## Task to complete
Transcribe the lines below verbatim, skipping the images.

## Data for this task
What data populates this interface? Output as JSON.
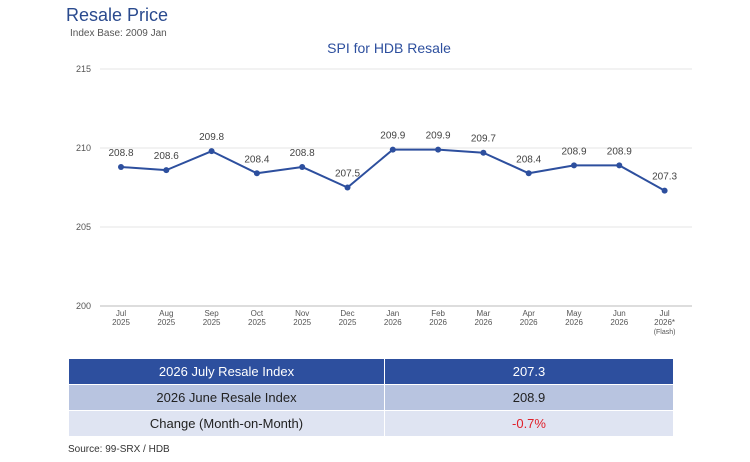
{
  "header": {
    "title": "Resale Price",
    "subtitle": "Index Base: 2009 Jan"
  },
  "chart_data": {
    "type": "line",
    "title": "SPI for HDB Resale",
    "xlabel": "",
    "ylabel": "",
    "ylim": [
      200,
      215
    ],
    "yticks": [
      200,
      205,
      210,
      215
    ],
    "grid": true,
    "categories": [
      [
        "Jul",
        "2025"
      ],
      [
        "Aug",
        "2025"
      ],
      [
        "Sep",
        "2025"
      ],
      [
        "Oct",
        "2025"
      ],
      [
        "Nov",
        "2025"
      ],
      [
        "Dec",
        "2025"
      ],
      [
        "Jan",
        "2026"
      ],
      [
        "Feb",
        "2026"
      ],
      [
        "Mar",
        "2026"
      ],
      [
        "Apr",
        "2026"
      ],
      [
        "May",
        "2026"
      ],
      [
        "Jun",
        "2026"
      ],
      [
        "Jul",
        "2026*",
        "(Flash)"
      ]
    ],
    "series": [
      {
        "values": [
          208.8,
          208.6,
          209.8,
          208.4,
          208.8,
          207.5,
          209.9,
          209.9,
          209.7,
          208.4,
          208.9,
          208.9,
          207.3
        ],
        "color": "#2d4f9e"
      }
    ]
  },
  "summary_table": [
    {
      "label": "2026 July Resale Index",
      "value": "207.3"
    },
    {
      "label": "2026 June Resale Index",
      "value": "208.9"
    },
    {
      "label": "Change (Month-on-Month)",
      "value": "-0.7%"
    }
  ],
  "colors": {
    "line": "#2d4f9e",
    "header_row": "#2d4f9e",
    "negative_change": "#e0202a"
  },
  "source": "Source: 99-SRX / HDB"
}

## The output
What data populates this interface? Output as JSON.
{
  "header": {
    "title": "Resale Price",
    "subtitle": "Index Base: 2009 Jan"
  },
  "chart_data": {
    "type": "line",
    "title": "SPI for HDB Resale",
    "xlabel": "",
    "ylabel": "",
    "ylim": [
      200,
      215
    ],
    "yticks": [
      200,
      205,
      210,
      215
    ],
    "grid": true,
    "categories": [
      [
        "Jul",
        "2025"
      ],
      [
        "Aug",
        "2025"
      ],
      [
        "Sep",
        "2025"
      ],
      [
        "Oct",
        "2025"
      ],
      [
        "Nov",
        "2025"
      ],
      [
        "Dec",
        "2025"
      ],
      [
        "Jan",
        "2026"
      ],
      [
        "Feb",
        "2026"
      ],
      [
        "Mar",
        "2026"
      ],
      [
        "Apr",
        "2026"
      ],
      [
        "May",
        "2026"
      ],
      [
        "Jun",
        "2026"
      ],
      [
        "Jul",
        "2026*",
        "(Flash)"
      ]
    ],
    "series": [
      {
        "values": [
          208.8,
          208.6,
          209.8,
          208.4,
          208.8,
          207.5,
          209.9,
          209.9,
          209.7,
          208.4,
          208.9,
          208.9,
          207.3
        ],
        "color": "#2d4f9e"
      }
    ]
  },
  "summary_table": [
    {
      "label": "2026 July Resale Index",
      "value": "207.3"
    },
    {
      "label": "2026 June Resale Index",
      "value": "208.9"
    },
    {
      "label": "Change (Month-on-Month)",
      "value": "-0.7%"
    }
  ],
  "colors": {
    "line": "#2d4f9e",
    "header_row": "#2d4f9e",
    "negative_change": "#e0202a"
  },
  "source": "Source: 99-SRX / HDB"
}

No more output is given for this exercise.